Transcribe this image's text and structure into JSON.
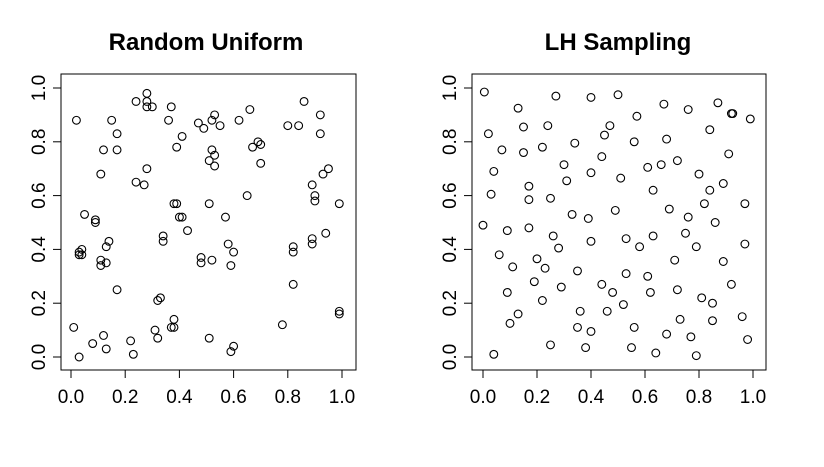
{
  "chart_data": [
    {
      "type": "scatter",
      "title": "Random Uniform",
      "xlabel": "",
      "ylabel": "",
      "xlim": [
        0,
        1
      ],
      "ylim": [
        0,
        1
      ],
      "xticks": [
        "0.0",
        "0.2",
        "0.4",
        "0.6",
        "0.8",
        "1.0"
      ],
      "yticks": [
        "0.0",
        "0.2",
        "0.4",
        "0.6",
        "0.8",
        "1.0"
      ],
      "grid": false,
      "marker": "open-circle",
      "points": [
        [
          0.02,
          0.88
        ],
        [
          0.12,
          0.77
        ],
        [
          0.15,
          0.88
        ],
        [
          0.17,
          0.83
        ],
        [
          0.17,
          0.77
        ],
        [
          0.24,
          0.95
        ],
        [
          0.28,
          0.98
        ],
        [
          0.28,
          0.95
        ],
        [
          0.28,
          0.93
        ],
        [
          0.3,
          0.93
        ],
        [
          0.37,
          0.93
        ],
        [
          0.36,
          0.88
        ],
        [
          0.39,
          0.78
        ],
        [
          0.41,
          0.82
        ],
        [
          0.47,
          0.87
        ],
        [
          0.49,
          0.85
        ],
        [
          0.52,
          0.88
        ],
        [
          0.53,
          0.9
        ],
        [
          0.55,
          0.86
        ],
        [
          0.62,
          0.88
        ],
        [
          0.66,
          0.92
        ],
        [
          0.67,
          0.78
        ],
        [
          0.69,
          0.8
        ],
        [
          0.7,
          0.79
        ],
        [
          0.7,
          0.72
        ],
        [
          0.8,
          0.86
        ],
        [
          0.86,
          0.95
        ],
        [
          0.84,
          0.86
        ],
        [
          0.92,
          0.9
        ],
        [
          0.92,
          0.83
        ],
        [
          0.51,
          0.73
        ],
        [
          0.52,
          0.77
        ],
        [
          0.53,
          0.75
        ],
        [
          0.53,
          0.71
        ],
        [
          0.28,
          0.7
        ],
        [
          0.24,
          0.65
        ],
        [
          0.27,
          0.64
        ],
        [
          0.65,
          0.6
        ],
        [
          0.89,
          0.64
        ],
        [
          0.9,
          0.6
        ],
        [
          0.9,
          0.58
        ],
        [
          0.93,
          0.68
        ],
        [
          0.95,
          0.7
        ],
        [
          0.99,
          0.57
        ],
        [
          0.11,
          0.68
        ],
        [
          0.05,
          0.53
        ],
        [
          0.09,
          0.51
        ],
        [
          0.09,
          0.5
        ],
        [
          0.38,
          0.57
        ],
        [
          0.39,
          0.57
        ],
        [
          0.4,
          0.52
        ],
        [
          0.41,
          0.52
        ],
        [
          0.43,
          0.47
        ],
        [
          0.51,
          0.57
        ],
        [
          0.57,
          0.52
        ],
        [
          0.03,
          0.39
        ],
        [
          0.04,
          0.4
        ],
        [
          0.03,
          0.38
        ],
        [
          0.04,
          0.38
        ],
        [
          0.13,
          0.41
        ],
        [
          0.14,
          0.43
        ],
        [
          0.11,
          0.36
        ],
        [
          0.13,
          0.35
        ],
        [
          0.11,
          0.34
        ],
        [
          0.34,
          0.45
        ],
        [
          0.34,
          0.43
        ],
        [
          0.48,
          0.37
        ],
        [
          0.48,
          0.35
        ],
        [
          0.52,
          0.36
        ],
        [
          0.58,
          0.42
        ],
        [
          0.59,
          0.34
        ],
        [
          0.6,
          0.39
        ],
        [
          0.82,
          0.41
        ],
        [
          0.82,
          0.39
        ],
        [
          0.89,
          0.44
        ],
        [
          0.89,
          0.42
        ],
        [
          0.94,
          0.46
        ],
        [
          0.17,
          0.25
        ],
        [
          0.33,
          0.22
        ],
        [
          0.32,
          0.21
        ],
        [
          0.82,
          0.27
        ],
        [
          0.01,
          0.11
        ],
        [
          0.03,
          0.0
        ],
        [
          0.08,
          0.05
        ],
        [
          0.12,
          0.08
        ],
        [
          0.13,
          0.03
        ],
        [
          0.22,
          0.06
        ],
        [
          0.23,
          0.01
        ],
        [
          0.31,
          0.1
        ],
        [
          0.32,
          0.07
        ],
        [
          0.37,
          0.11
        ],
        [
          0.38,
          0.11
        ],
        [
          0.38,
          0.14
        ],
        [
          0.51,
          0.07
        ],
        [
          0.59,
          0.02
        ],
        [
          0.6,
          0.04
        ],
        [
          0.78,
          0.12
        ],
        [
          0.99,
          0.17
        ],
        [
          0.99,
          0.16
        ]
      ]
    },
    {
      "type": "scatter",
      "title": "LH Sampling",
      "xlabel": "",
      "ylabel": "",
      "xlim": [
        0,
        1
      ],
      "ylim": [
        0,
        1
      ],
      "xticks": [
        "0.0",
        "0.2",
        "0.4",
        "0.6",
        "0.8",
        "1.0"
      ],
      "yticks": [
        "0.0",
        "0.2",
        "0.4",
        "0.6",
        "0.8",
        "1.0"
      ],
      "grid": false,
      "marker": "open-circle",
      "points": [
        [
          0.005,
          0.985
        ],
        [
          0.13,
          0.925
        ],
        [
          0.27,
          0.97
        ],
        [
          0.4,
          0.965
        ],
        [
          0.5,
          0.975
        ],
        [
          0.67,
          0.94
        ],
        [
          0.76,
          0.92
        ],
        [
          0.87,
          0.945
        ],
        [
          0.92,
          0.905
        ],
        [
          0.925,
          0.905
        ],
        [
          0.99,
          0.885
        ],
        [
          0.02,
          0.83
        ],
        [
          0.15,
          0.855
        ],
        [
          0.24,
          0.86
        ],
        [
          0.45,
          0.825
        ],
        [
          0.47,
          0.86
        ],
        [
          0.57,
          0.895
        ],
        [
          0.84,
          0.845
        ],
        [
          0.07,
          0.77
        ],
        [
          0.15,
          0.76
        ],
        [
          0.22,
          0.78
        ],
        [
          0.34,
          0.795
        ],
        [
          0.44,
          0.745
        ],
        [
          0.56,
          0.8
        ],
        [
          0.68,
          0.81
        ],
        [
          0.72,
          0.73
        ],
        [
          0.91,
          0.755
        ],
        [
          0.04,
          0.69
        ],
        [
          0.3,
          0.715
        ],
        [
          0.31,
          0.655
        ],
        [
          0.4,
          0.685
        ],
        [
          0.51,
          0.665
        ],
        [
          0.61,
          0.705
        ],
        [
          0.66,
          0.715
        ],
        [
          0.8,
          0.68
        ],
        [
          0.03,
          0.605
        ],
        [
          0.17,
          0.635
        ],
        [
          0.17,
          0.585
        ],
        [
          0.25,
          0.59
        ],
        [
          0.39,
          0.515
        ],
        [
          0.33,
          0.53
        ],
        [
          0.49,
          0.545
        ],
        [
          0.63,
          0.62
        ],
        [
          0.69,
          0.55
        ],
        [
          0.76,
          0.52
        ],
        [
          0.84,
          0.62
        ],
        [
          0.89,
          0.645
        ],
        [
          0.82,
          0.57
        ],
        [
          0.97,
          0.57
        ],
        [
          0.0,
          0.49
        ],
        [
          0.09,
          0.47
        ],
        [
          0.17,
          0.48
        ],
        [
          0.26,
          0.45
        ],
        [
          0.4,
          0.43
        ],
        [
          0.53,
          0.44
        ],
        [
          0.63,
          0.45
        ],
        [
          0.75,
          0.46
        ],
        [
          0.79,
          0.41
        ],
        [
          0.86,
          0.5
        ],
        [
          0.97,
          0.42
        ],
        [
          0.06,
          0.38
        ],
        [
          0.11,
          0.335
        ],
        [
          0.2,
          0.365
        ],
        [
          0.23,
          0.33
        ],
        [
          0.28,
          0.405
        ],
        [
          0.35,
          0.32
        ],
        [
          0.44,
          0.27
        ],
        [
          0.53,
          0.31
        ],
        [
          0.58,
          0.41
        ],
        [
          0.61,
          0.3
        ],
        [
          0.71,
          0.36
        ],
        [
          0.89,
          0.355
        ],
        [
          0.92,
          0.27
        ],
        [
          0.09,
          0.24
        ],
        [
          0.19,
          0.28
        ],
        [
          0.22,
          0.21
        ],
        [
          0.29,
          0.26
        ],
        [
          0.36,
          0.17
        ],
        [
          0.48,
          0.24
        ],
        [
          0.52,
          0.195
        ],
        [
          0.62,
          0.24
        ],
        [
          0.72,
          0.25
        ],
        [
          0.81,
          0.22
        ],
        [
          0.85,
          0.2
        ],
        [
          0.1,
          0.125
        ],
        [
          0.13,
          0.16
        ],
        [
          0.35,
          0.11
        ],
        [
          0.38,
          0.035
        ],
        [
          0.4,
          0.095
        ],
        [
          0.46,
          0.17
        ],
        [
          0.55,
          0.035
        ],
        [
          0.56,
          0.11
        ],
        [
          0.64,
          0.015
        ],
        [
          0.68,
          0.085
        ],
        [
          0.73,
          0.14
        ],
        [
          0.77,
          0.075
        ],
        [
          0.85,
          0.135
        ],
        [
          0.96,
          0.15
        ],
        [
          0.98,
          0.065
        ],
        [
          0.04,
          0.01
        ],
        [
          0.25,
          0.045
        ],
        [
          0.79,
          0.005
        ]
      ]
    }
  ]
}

--

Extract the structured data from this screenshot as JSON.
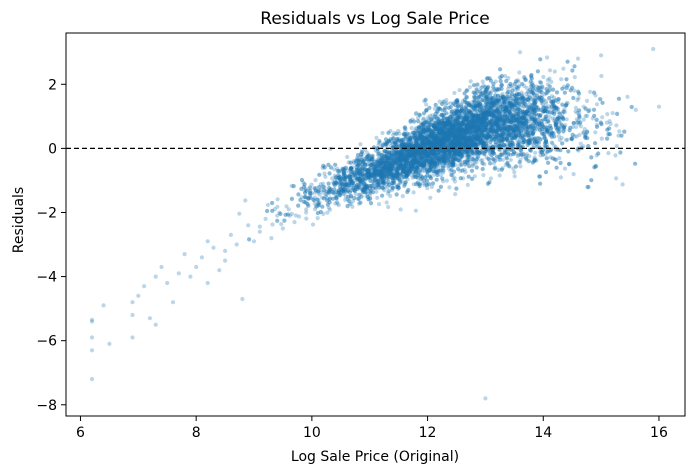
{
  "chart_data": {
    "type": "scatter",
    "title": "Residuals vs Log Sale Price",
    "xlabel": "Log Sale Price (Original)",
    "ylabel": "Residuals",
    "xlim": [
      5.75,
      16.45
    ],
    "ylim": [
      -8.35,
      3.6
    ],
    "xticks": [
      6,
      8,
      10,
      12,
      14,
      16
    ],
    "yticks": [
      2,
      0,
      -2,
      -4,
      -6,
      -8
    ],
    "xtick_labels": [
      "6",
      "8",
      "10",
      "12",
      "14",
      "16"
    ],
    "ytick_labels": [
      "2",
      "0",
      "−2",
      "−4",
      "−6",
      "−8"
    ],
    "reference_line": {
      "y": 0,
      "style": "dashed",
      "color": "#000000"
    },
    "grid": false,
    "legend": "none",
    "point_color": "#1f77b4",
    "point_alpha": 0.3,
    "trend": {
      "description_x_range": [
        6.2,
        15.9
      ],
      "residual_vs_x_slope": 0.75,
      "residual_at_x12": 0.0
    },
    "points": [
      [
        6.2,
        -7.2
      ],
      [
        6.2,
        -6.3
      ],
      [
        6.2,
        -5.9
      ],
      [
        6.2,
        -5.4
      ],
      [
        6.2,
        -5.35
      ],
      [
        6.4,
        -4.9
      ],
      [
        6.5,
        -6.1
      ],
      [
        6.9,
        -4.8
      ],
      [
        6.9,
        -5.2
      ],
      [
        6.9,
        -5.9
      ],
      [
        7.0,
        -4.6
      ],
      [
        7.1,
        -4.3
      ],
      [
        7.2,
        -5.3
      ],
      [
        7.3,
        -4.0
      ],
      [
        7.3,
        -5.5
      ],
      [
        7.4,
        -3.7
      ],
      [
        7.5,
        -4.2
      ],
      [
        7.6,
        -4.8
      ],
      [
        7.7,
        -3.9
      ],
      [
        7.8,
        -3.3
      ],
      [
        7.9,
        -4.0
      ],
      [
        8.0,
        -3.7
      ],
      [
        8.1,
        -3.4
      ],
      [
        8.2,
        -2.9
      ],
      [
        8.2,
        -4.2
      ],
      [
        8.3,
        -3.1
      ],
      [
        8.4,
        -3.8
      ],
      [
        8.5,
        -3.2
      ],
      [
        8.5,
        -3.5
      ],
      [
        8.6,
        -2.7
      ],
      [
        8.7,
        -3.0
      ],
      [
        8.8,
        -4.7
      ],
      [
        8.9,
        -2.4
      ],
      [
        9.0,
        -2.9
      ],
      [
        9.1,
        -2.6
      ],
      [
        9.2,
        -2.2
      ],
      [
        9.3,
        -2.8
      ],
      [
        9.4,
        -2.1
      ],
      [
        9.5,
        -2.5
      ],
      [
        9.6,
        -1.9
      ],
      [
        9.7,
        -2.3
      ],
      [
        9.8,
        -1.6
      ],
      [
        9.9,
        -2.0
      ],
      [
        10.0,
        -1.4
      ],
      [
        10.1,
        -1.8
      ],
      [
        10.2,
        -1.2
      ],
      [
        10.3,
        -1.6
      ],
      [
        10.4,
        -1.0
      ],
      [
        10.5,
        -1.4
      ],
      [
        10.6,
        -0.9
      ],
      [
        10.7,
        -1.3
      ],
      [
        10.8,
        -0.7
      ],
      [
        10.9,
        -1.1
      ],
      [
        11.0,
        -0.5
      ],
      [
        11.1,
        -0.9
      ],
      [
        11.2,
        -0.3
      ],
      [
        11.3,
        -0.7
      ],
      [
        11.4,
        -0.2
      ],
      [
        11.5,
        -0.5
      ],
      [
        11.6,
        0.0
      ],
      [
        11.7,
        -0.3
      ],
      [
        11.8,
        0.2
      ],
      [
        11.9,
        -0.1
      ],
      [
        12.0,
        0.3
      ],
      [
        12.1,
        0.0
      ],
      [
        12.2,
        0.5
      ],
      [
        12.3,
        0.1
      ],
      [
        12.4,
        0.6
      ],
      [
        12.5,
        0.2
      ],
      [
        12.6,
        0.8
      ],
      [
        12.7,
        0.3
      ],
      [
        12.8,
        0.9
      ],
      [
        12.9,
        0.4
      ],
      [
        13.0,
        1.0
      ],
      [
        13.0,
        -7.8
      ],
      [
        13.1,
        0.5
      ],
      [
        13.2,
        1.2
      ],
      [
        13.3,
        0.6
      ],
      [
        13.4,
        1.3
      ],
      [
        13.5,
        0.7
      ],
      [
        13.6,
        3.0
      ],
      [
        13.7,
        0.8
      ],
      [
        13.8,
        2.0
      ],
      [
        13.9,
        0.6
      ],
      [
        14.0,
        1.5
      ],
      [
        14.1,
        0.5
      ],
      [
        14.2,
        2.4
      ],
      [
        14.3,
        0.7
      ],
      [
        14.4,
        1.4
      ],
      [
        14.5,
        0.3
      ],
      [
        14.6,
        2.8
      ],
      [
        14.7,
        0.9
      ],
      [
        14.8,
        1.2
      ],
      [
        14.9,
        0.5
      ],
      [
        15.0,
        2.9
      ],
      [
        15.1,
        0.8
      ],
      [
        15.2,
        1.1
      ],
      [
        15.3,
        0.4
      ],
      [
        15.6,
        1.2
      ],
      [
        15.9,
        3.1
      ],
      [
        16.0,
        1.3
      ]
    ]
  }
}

--

Copy all lines from the material that contain "Price".

__Full answer__
    "title": "Residuals vs Log Sale Price",
    "xlabel": "Log Sale Price (Original)",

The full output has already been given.